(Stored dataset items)
* START *
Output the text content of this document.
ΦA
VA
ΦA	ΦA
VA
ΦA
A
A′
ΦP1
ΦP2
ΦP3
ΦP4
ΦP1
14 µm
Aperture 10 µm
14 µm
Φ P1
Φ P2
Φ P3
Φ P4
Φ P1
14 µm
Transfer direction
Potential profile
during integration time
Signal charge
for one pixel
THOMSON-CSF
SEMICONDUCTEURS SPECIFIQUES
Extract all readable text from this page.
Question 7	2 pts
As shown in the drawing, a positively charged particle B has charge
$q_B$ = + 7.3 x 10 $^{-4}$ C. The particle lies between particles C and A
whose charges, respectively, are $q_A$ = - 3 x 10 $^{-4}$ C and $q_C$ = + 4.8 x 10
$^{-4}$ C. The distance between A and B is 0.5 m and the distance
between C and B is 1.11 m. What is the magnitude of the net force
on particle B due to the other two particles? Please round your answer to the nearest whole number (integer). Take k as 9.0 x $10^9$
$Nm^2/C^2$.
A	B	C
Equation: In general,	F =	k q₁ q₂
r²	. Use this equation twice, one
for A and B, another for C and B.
* END *
* START *
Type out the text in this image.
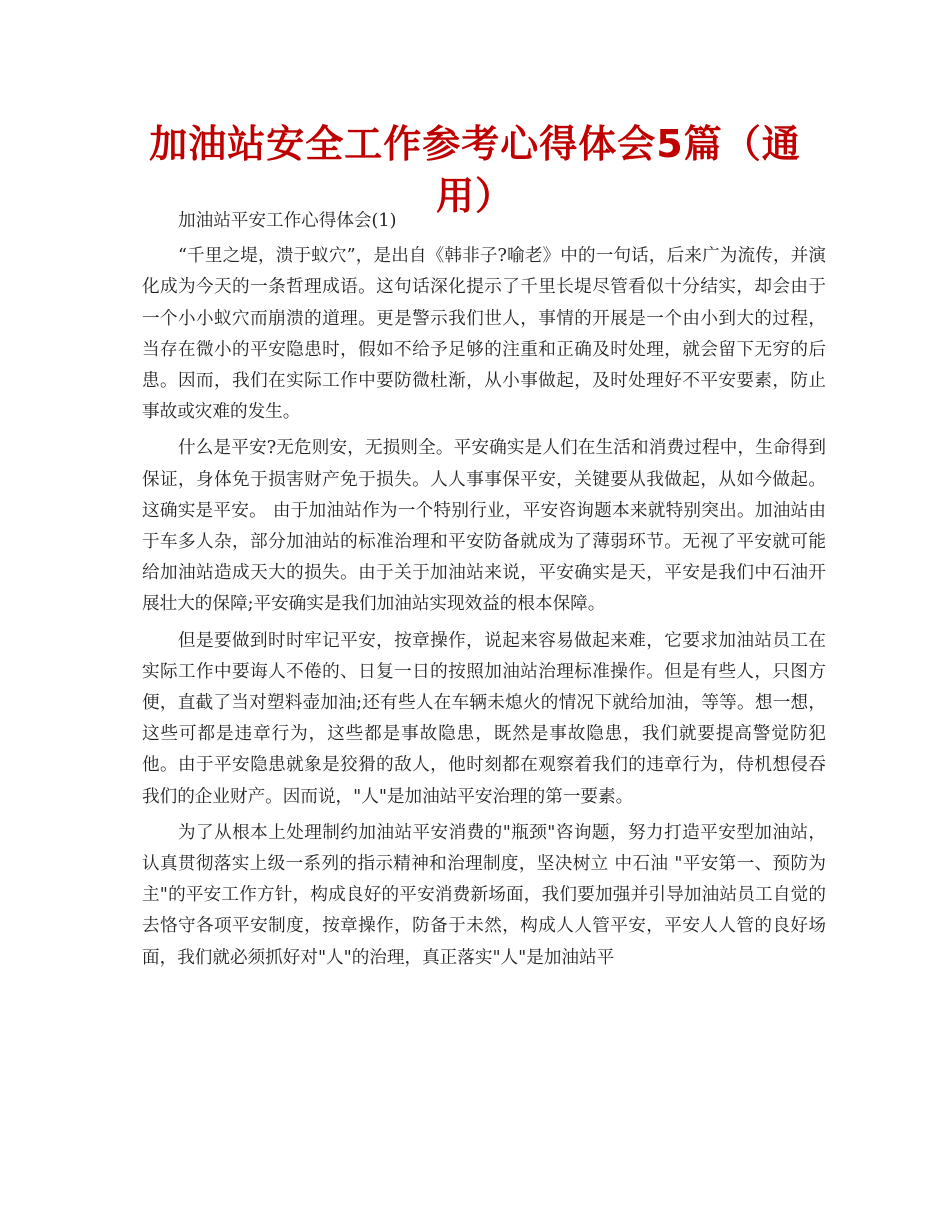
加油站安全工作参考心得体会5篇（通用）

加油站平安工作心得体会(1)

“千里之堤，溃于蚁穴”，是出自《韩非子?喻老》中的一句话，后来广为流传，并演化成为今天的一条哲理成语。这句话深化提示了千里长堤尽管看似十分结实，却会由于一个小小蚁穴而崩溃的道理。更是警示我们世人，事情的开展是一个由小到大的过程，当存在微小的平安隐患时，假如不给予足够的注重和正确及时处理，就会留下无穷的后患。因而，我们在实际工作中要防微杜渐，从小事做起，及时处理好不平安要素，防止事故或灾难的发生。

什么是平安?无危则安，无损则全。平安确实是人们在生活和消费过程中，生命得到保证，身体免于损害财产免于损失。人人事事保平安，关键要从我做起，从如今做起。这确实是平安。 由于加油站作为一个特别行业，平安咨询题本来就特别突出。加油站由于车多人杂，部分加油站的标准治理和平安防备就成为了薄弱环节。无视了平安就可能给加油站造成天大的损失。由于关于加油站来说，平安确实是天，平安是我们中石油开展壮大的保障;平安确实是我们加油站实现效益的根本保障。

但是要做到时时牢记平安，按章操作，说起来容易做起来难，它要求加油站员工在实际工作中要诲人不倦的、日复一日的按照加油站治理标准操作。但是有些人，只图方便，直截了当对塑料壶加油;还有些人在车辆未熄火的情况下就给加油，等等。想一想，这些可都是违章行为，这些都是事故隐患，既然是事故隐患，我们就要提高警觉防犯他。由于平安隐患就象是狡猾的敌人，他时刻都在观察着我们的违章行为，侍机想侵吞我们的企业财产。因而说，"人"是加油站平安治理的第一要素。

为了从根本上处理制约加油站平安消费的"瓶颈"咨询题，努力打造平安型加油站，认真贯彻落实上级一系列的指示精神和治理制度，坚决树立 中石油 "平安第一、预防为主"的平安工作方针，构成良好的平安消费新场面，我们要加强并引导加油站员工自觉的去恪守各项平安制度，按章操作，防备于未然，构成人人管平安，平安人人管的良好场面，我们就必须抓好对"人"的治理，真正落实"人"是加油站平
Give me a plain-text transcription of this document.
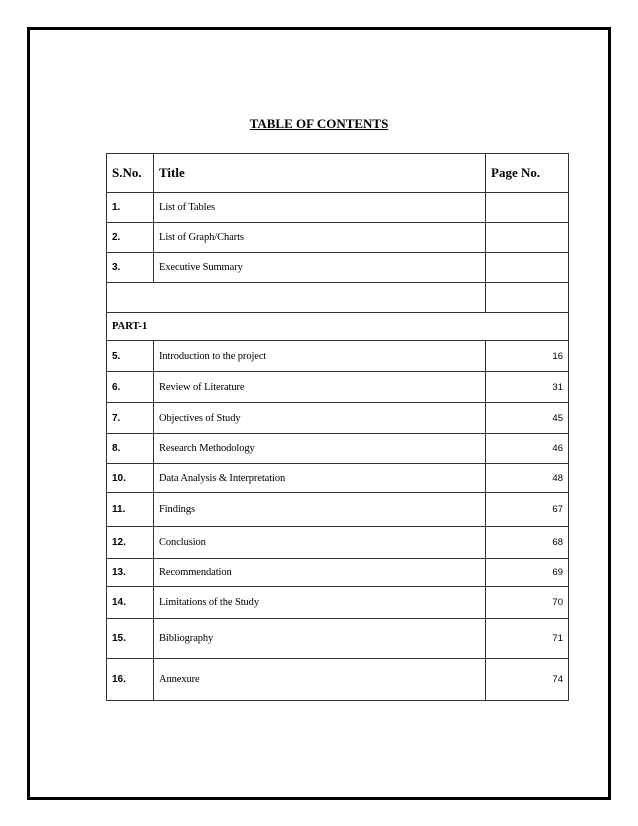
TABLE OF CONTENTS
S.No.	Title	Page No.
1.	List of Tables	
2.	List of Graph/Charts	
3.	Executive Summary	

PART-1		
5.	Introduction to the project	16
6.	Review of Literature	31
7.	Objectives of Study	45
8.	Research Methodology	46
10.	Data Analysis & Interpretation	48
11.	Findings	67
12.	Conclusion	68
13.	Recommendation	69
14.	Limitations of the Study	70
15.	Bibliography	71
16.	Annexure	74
* END *
> **Directions for this task**: Return every line above that contains the word "particle".

> **Solution to this problem**:
As shown in the drawing, a positively charged particle B has charge
$q_B$ = + 7.3 x 10 $^{-4}$ C. The particle lies between particles C and A
on particle B due to the other two particles? Please round your answer to the nearest whole number (integer). Take k as 9.0 x $10^9$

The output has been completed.